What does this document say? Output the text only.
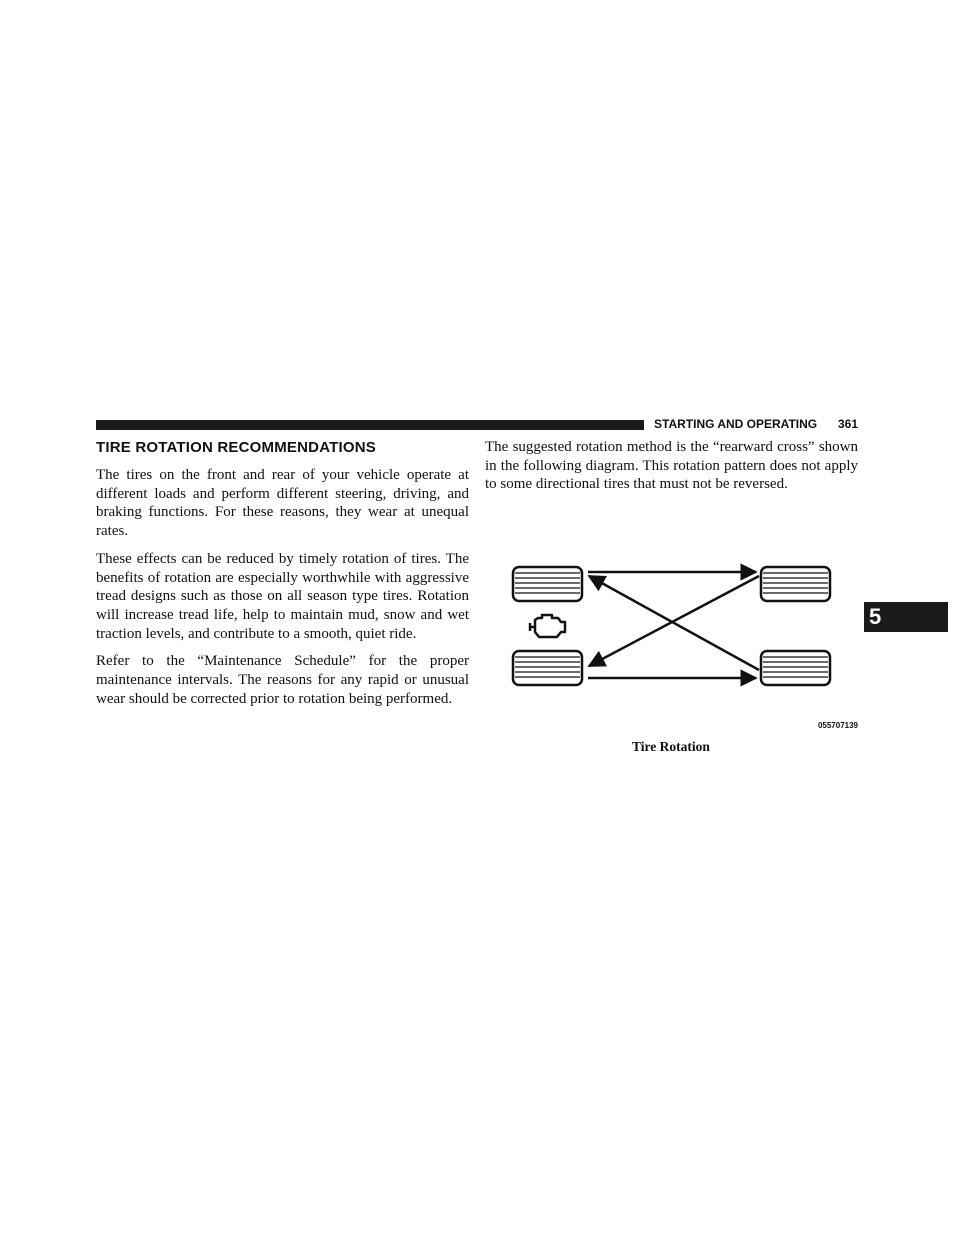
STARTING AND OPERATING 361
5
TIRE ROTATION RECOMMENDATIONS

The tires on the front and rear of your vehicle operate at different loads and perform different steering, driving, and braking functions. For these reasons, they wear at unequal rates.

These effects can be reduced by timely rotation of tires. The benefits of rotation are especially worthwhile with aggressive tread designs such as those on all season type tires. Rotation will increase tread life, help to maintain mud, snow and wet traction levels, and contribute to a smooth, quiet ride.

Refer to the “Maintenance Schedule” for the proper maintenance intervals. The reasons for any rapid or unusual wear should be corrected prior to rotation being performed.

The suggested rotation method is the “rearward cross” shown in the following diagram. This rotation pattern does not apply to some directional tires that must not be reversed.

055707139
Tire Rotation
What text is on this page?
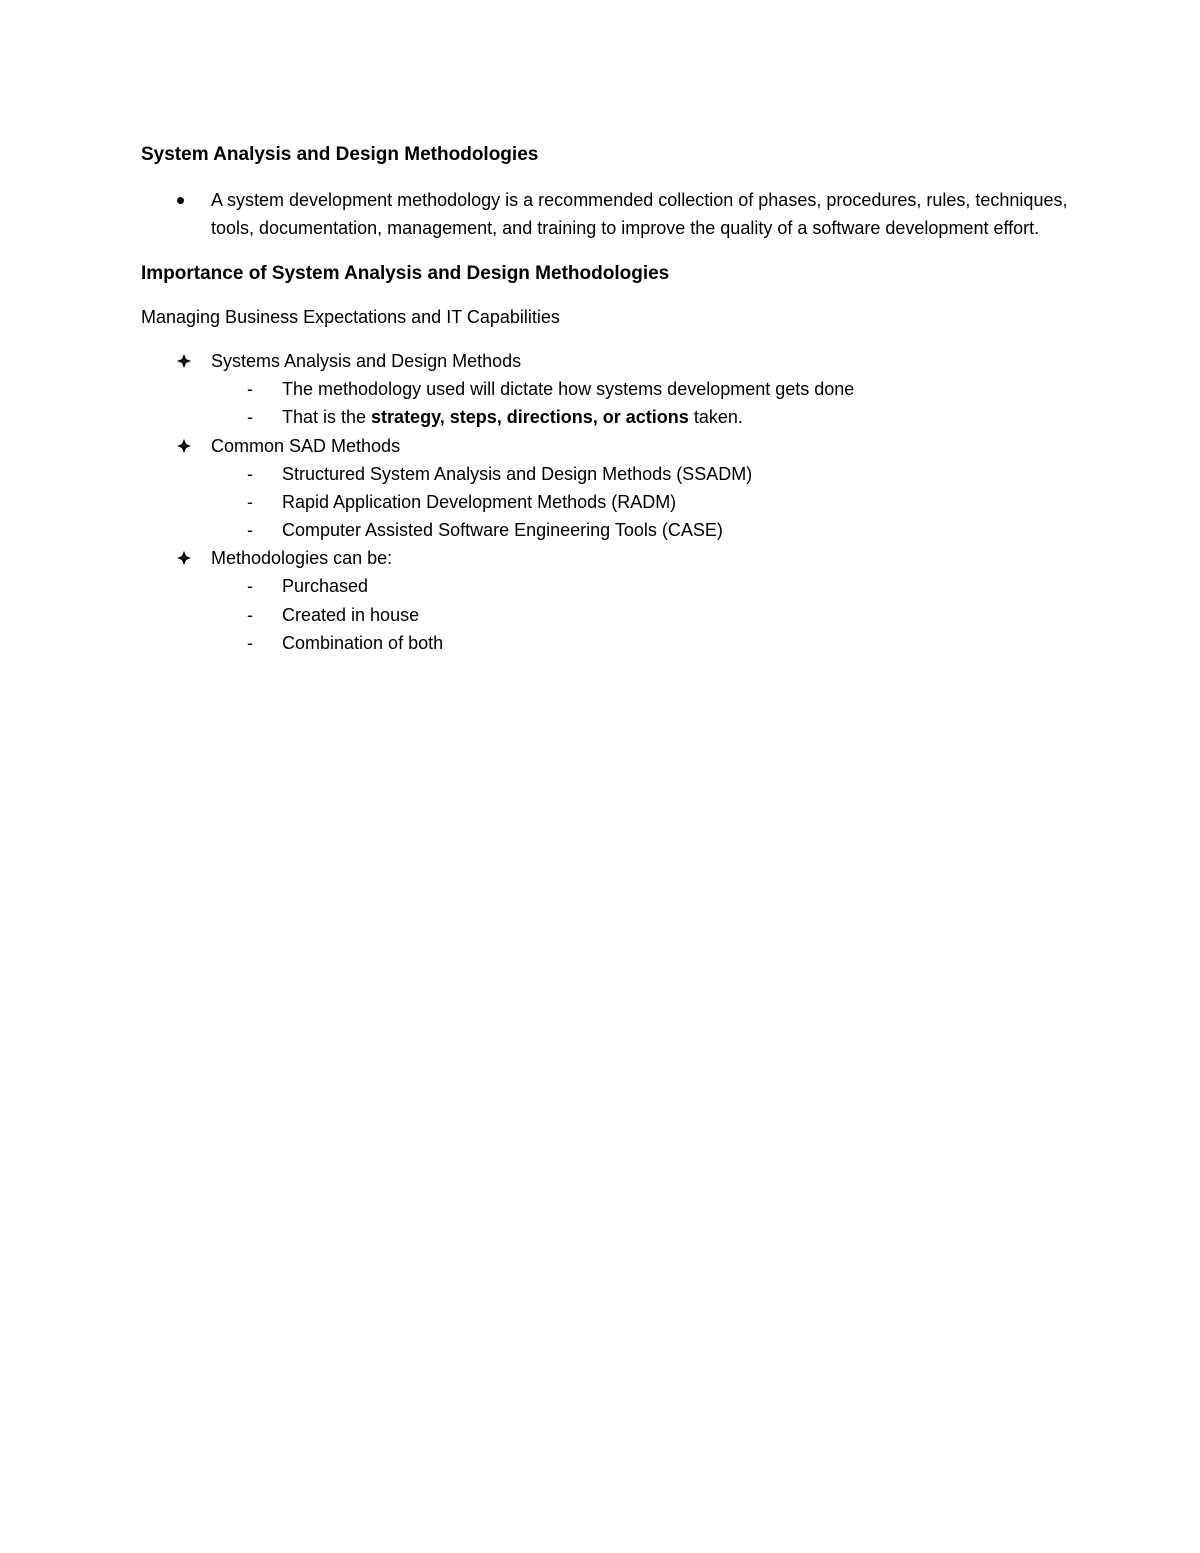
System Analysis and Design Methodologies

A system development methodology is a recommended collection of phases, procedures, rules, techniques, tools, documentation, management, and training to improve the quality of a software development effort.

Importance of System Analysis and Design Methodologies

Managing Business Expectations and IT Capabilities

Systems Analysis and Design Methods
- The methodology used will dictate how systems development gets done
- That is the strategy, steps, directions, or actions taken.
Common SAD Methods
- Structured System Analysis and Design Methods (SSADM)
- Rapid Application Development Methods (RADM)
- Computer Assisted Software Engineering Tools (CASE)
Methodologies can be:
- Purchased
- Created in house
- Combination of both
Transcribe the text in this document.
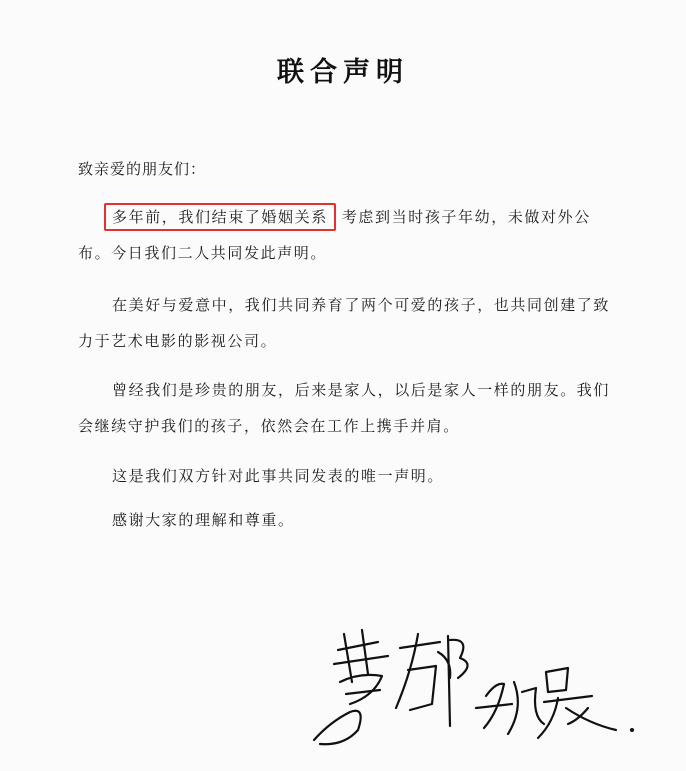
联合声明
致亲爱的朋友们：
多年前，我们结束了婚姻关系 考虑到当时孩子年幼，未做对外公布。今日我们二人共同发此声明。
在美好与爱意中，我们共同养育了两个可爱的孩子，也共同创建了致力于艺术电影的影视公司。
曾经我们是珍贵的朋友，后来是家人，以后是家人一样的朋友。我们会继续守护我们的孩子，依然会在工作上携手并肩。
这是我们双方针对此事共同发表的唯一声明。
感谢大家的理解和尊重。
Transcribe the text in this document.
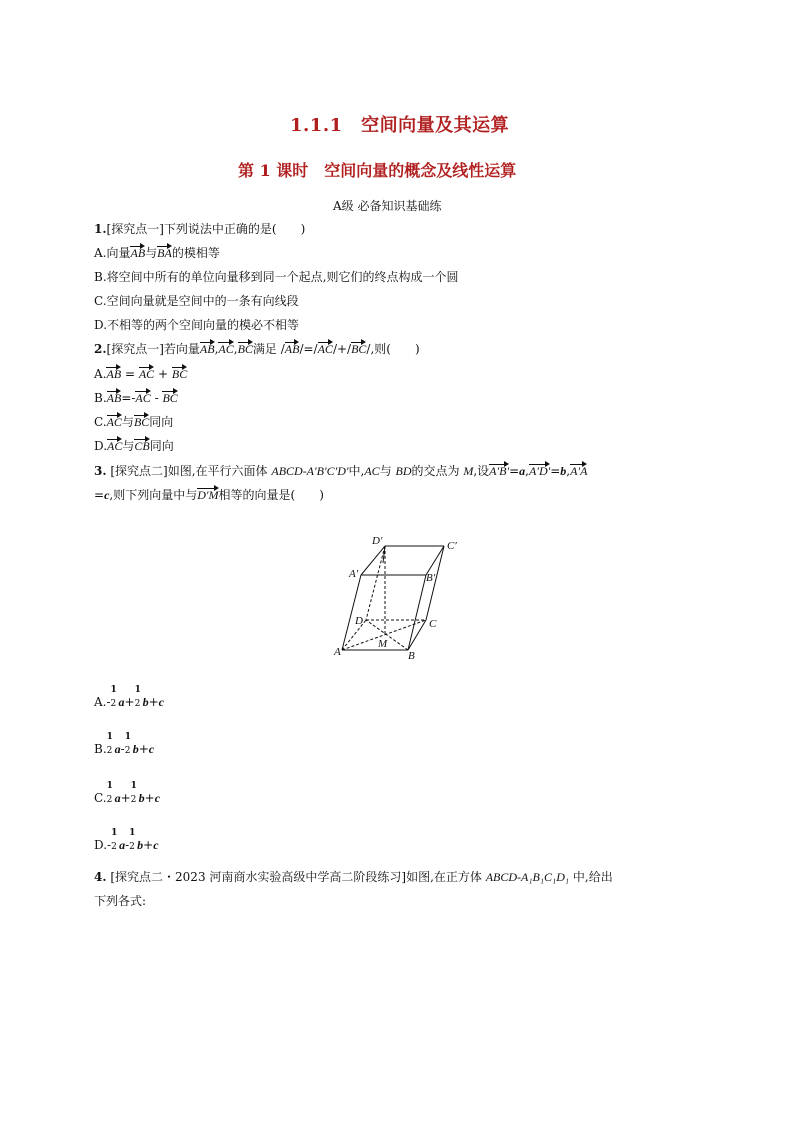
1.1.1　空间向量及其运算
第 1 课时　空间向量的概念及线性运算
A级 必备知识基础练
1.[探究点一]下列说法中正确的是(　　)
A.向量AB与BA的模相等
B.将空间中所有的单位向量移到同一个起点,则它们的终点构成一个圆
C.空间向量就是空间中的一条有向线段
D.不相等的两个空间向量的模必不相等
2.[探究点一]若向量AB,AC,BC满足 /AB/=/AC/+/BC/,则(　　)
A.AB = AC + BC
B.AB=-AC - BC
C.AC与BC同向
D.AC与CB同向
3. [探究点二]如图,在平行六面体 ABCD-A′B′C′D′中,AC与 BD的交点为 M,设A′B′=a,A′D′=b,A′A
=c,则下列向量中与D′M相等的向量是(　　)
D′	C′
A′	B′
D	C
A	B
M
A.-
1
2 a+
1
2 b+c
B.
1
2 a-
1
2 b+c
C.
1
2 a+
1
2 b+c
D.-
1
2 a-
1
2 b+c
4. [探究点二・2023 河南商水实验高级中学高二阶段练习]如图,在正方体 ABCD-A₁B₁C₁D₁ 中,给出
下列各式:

_ _ _ _ _

■ SET PROBLEM
Collect the lines of the records that include the string "does".

■ WRITTEN REPLY
What does this document say? Output the text only.
The suggested rotation method is the “rearward cross” shown in the following diagram. This rotation pattern does not apply to some directional tires that must not be reversed.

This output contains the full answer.